▶ Data shown:

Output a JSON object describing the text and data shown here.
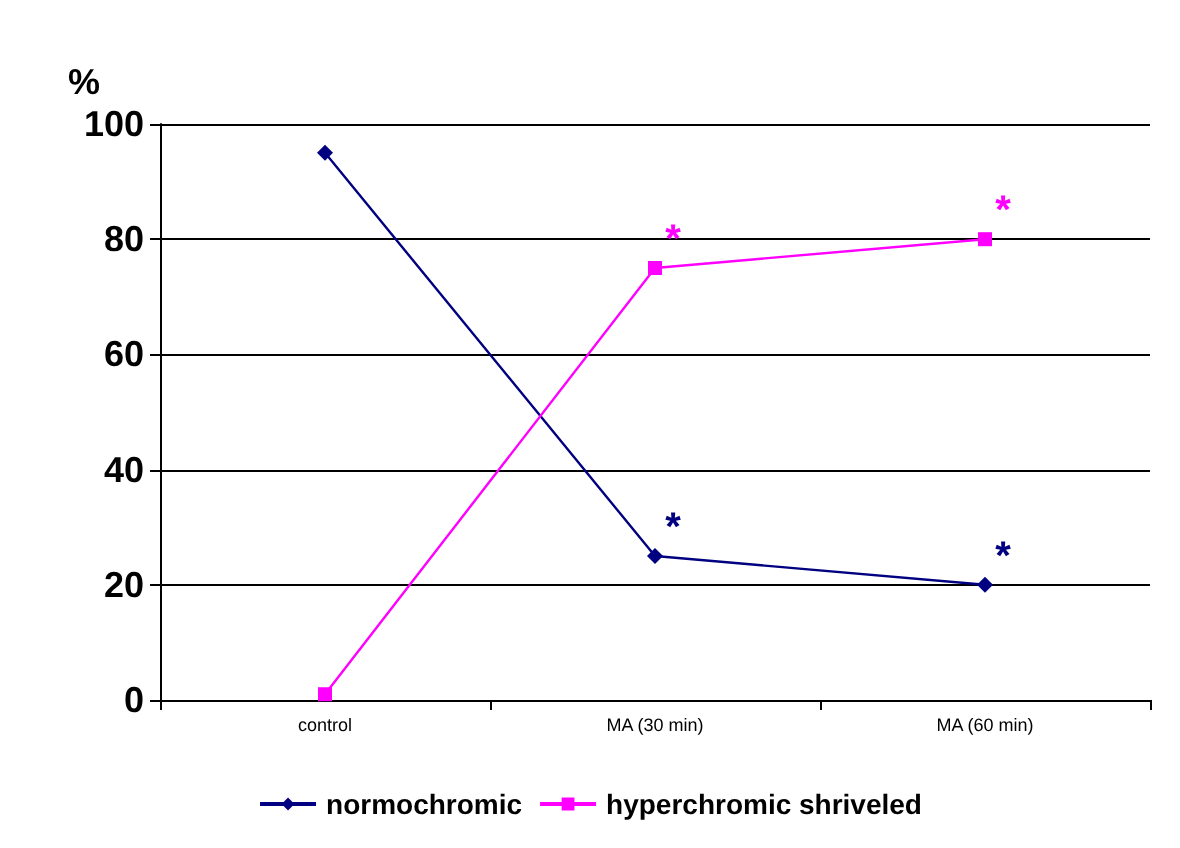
{
  "chart_data": {
    "type": "line",
    "ylabel": "%",
    "categories": [
      "control",
      "MA (30 min)",
      "MA (60 min)"
    ],
    "series": [
      {
        "name": "normochromic",
        "color": "#000080",
        "values": [
          95,
          25,
          20
        ],
        "marker": "diamond"
      },
      {
        "name": "hyperchromic shriveled",
        "color": "#ff00ff",
        "values": [
          1,
          75,
          80
        ],
        "marker": "square"
      }
    ],
    "ylim": [
      0,
      100
    ],
    "yticks": [
      0,
      20,
      40,
      60,
      80,
      100
    ],
    "grid": "y",
    "legend": "bottom",
    "annotations": [
      {
        "text": "*",
        "x": "MA (30 min)",
        "y": 75
      },
      {
        "text": "*",
        "x": "MA (60 min)",
        "y": 80
      },
      {
        "text": "*",
        "x": "MA (30 min)",
        "y": 25
      },
      {
        "text": "*",
        "x": "MA (60 min)",
        "y": 20
      }
    ]
  }
}
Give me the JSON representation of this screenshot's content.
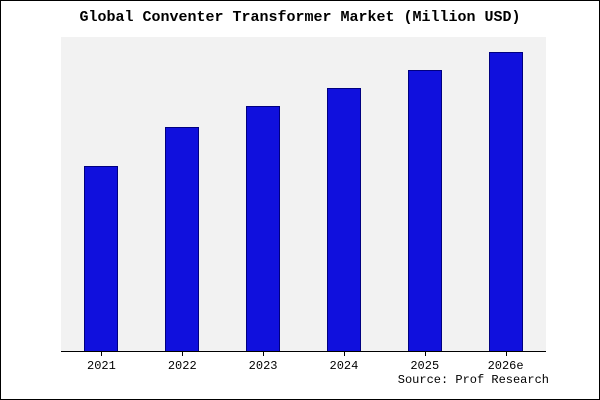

▶ Exercise details:
Output the entries above exactly. Drop the pictures.

▶ Answer for the task:
Output a JSON object describing the text and data shown here.
{
  "chart_data": {
    "type": "line",
    "ylabel": "%",
    "categories": [
      "control",
      "MA (30 min)",
      "MA (60 min)"
    ],
    "series": [
      {
        "name": "normochromic",
        "color": "#000080",
        "values": [
          95,
          25,
          20
        ],
        "marker": "diamond"
      },
      {
        "name": "hyperchromic shriveled",
        "color": "#ff00ff",
        "values": [
          1,
          75,
          80
        ],
        "marker": "square"
      }
    ],
    "ylim": [
      0,
      100
    ],
    "yticks": [
      0,
      20,
      40,
      60,
      80,
      100
    ],
    "grid": "y",
    "legend": "bottom",
    "annotations": [
      {
        "text": "*",
        "x": "MA (30 min)",
        "y": 75
      },
      {
        "text": "*",
        "x": "MA (60 min)",
        "y": 80
      },
      {
        "text": "*",
        "x": "MA (30 min)",
        "y": 25
      },
      {
        "text": "*",
        "x": "MA (60 min)",
        "y": 20
      }
    ]
  }
}
Give me the JSON representation of this screenshot's content.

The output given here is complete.